### [Exercise objective]
Return every line below in which "Science" appears.

### [Source data]
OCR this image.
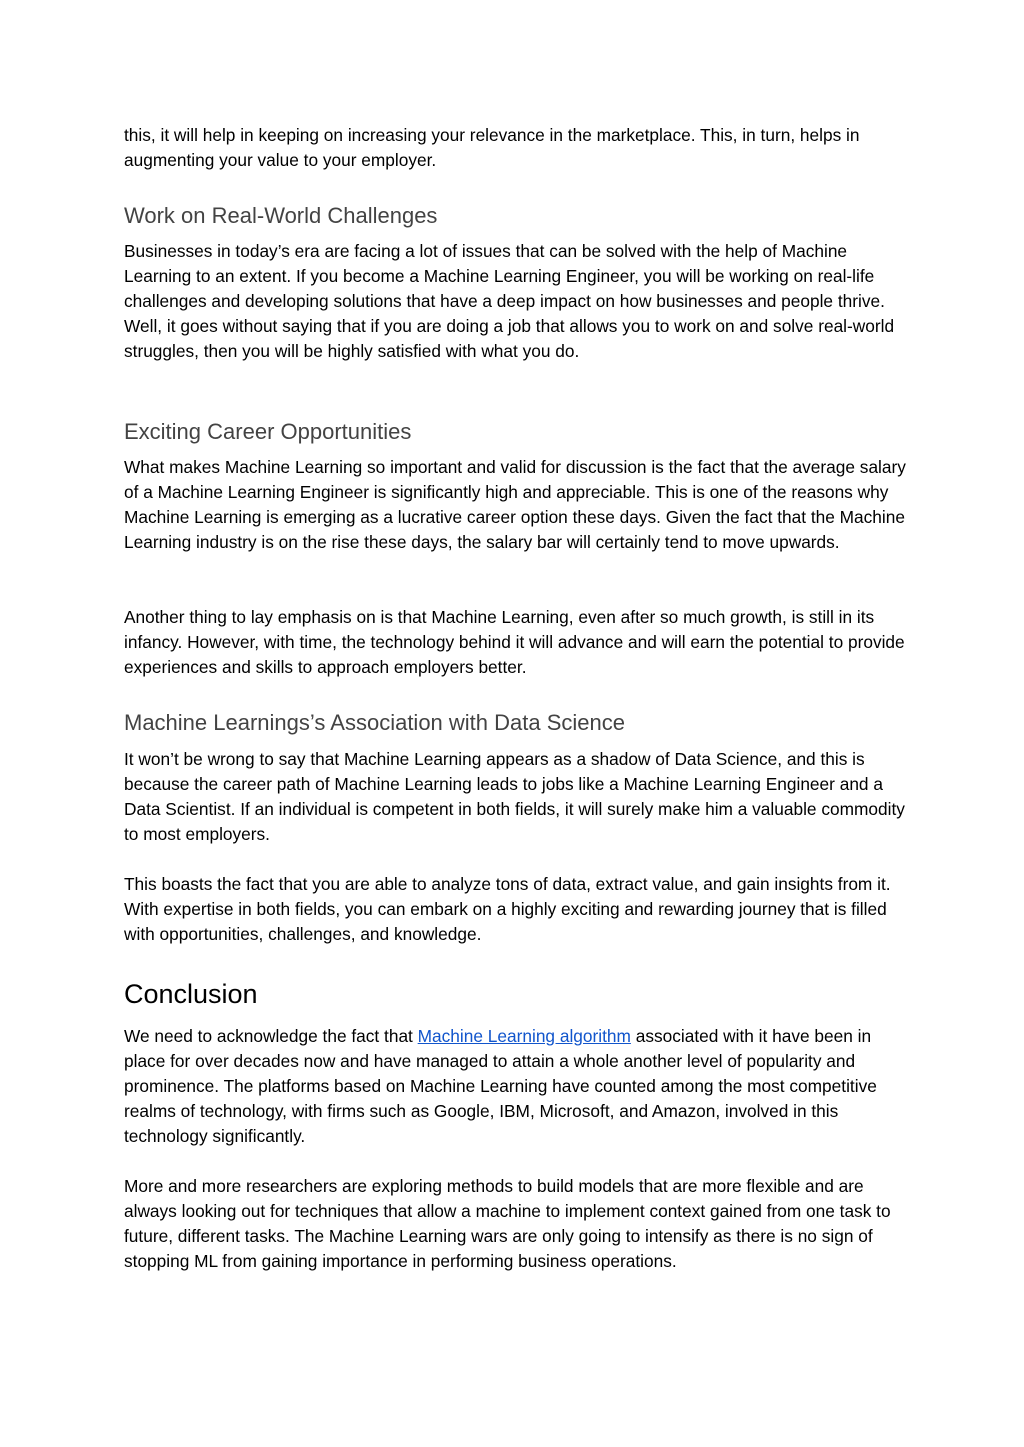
this, it will help in keeping on increasing your relevance in the marketplace. This, in turn, helps in augmenting your value to your employer.

Work on Real-World Challenges

Businesses in today’s era are facing a lot of issues that can be solved with the help of Machine Learning to an extent. If you become a Machine Learning Engineer, you will be working on real-life challenges and developing solutions that have a deep impact on how businesses and people thrive. Well, it goes without saying that if you are doing a job that allows you to work on and solve real-world struggles, then you will be highly satisfied with what you do.

Exciting Career Opportunities

What makes Machine Learning so important and valid for discussion is the fact that the average salary of a Machine Learning Engineer is significantly high and appreciable. This is one of the reasons why Machine Learning is emerging as a lucrative career option these days. Given the fact that the Machine Learning industry is on the rise these days, the salary bar will certainly tend to move upwards.

Another thing to lay emphasis on is that Machine Learning, even after so much growth, is still in its infancy. However, with time, the technology behind it will advance and will earn the potential to provide experiences and skills to approach employers better.

Machine Learnings’s Association with Data Science

It won’t be wrong to say that Machine Learning appears as a shadow of Data Science, and this is because the career path of Machine Learning leads to jobs like a Machine Learning Engineer and a Data Scientist. If an individual is competent in both fields, it will surely make him a valuable commodity to most employers.

This boasts the fact that you are able to analyze tons of data, extract value, and gain insights from it. With expertise in both fields, you can embark on a highly exciting and rewarding journey that is filled with opportunities, challenges, and knowledge.

Conclusion

We need to acknowledge the fact that Machine Learning algorithm associated with it have been in place for over decades now and have managed to attain a whole another level of popularity and prominence. The platforms based on Machine Learning have counted among the most competitive realms of technology, with firms such as Google, IBM, Microsoft, and Amazon, involved in this technology significantly.

More and more researchers are exploring methods to build models that are more flexible and are always looking out for techniques that allow a machine to implement context gained from one task to future, different tasks. The Machine Learning wars are only going to intensify as there is no sign of stopping ML from gaining importance in performing business operations.
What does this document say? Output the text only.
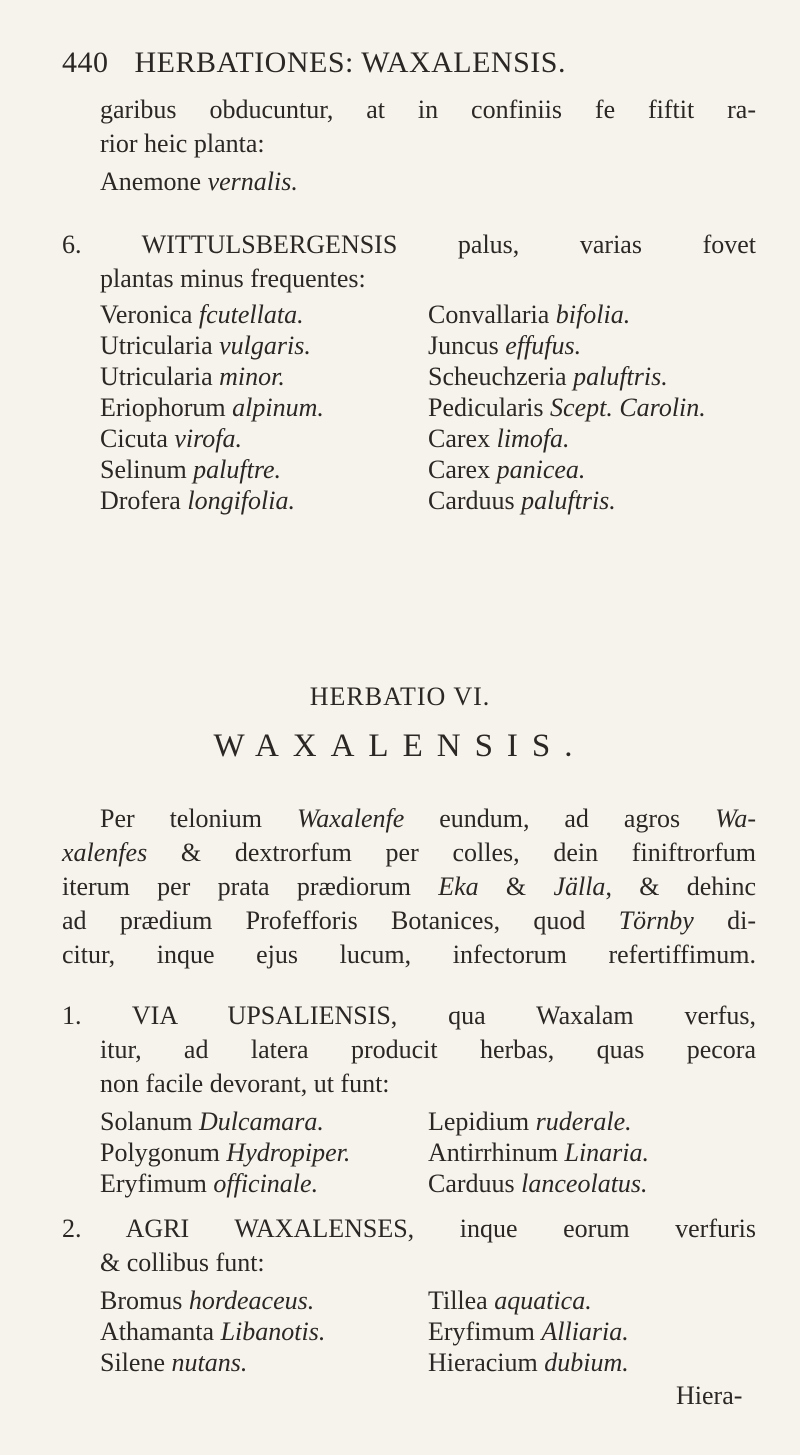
440 HERBATIONES: WAXALENSIS.
garibus obducuntur, at in confiniis fe fiftit ra-
rior heic planta:
Anemone vernalis.
6. WITTULSBERGENSIS palus, varias fovet
plantas minus frequentes:
Veronica fcutellata.
Utricularia vulgaris.
Utricularia minor.
Eriophorum alpinum.
Cicuta virofa.
Selinum paluftre.
Drofera longifolia.
Convallaria bifolia.
Juncus effufus.
Scheuchzeria paluftris.
Pedicularis Scept. Carolin.
Carex limofa.
Carex panicea.
Carduus paluftris.
HERBATIO VI.
WAXALENSIS.
Per telonium Waxalenfe eundum, ad agros Wa-
xalenfes & dextrorfum per colles, dein finiftrorfum
iterum per prata prædiorum Eka & Jälla, & dehinc
ad prædium Profefforis Botanices, quod Törnby di-
citur, inque ejus lucum, infectorum refertiffimum.
1. VIA UPSALIENSIS, qua Waxalam verfus,
itur, ad latera producit herbas, quas pecora
non facile devorant, ut funt:
Solanum Dulcamara.
Polygonum Hydropiper.
Eryfimum officinale.
Lepidium ruderale.
Antirrhinum Linaria.
Carduus lanceolatus.
2. AGRI WAXALENSES, inque eorum verfuris
& collibus funt:
Bromus hordeaceus.
Athamanta Libanotis.
Silene nutans.
Tillea aquatica.
Eryfimum Alliaria.
Hieracium dubium.
Hiera-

### [Solution to the problem]
Machine Learnings’s Association with Data Science
It won’t be wrong to say that Machine Learning appears as a shadow of Data Science, and this is because the career path of Machine Learning leads to jobs like a Machine Learning Engineer and a Data Scientist. If an individual is competent in both fields, it will surely make him a valuable commodity to most employers.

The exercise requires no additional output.